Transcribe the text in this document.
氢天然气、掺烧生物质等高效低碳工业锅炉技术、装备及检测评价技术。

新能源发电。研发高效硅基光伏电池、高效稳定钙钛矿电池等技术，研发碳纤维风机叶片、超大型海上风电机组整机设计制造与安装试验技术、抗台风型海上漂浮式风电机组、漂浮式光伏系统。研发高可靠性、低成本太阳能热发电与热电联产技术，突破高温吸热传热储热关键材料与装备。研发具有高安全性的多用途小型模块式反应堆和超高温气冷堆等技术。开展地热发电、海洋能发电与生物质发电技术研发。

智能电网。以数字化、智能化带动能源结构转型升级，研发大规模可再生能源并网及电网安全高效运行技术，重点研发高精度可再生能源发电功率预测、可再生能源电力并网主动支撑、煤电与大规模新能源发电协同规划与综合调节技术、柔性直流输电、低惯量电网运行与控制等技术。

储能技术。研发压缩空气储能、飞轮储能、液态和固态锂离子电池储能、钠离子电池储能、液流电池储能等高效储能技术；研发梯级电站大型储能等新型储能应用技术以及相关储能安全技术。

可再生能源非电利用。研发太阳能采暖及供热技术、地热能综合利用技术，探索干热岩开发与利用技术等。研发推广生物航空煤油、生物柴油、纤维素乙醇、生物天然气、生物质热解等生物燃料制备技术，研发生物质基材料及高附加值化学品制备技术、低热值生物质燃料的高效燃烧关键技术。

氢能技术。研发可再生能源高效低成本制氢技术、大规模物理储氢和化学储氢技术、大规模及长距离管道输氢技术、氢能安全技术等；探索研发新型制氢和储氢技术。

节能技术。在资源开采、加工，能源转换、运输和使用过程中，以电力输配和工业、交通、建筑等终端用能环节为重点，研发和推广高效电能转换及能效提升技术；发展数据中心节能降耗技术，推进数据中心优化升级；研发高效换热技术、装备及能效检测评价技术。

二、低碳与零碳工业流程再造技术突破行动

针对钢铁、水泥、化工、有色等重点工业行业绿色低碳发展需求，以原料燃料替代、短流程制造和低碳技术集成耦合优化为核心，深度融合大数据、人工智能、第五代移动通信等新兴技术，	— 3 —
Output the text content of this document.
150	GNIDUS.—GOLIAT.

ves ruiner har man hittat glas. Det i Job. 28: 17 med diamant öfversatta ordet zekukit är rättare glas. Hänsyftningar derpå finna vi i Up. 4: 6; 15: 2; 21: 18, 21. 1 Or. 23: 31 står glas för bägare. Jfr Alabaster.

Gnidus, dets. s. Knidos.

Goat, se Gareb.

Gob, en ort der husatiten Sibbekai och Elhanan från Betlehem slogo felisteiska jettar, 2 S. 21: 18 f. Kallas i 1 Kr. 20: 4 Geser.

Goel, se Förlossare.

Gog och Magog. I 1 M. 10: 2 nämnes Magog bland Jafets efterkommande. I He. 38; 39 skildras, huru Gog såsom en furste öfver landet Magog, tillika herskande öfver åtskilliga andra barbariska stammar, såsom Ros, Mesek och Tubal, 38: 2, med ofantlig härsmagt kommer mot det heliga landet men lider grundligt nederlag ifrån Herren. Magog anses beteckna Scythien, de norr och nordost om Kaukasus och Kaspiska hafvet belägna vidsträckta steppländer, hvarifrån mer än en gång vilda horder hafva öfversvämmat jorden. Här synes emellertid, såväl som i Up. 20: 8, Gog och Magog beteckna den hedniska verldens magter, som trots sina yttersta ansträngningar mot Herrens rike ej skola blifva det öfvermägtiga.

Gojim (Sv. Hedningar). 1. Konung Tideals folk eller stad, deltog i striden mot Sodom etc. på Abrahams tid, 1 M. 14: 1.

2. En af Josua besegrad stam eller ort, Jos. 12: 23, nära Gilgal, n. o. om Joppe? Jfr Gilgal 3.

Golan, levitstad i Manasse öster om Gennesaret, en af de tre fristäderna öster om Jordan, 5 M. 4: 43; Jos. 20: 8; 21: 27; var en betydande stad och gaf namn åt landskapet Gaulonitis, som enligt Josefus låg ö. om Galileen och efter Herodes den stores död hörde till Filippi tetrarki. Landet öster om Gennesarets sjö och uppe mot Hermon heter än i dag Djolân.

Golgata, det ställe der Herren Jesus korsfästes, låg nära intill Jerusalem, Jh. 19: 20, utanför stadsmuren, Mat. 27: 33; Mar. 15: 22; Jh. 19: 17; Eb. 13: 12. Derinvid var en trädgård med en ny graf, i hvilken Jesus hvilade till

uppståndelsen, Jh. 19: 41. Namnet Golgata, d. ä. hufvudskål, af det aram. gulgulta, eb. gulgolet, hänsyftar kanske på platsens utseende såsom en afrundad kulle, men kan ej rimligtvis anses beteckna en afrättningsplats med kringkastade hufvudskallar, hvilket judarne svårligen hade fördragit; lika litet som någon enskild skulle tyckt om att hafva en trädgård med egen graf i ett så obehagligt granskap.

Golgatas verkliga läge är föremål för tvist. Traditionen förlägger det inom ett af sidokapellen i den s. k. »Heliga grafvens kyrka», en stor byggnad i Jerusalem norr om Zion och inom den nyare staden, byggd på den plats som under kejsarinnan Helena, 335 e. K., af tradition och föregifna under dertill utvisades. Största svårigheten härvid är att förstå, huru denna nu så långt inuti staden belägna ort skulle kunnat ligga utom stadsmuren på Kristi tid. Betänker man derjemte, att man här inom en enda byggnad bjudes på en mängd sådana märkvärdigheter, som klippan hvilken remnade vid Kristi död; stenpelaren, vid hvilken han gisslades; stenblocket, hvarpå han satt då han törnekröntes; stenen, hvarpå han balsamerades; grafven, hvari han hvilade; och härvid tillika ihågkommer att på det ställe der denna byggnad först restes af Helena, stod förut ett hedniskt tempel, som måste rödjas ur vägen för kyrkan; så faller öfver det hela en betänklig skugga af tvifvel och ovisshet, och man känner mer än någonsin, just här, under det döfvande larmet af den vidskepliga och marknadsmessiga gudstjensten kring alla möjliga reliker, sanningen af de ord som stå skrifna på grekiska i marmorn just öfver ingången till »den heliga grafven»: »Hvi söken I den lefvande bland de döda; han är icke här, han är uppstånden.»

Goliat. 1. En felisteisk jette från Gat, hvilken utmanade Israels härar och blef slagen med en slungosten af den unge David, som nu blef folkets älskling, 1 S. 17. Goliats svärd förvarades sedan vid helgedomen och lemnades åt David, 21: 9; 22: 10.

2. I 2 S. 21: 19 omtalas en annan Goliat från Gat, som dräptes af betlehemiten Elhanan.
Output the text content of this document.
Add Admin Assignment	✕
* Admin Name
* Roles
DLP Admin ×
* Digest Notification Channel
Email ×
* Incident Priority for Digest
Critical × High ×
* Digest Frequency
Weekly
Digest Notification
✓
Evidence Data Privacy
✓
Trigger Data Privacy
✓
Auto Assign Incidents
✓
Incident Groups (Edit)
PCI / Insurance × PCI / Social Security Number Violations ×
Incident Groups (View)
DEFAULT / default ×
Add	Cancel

+ + + + + + +

• _THE REQUEST_: Your task is to collect every line above that contains the word "Elhanan".

• _TASK SOLUTION_:
Gob, en ort der husatiten Sibbekai och Elhanan från Betlehem slogo felisteiska jettar, 2 S. 21: 18 f. Kallas i 1 Kr. 20: 4 Geser.
2. I 2 S. 21: 19 omtalas en annan Goliat från Gat, som dräptes af betlehemiten Elhanan.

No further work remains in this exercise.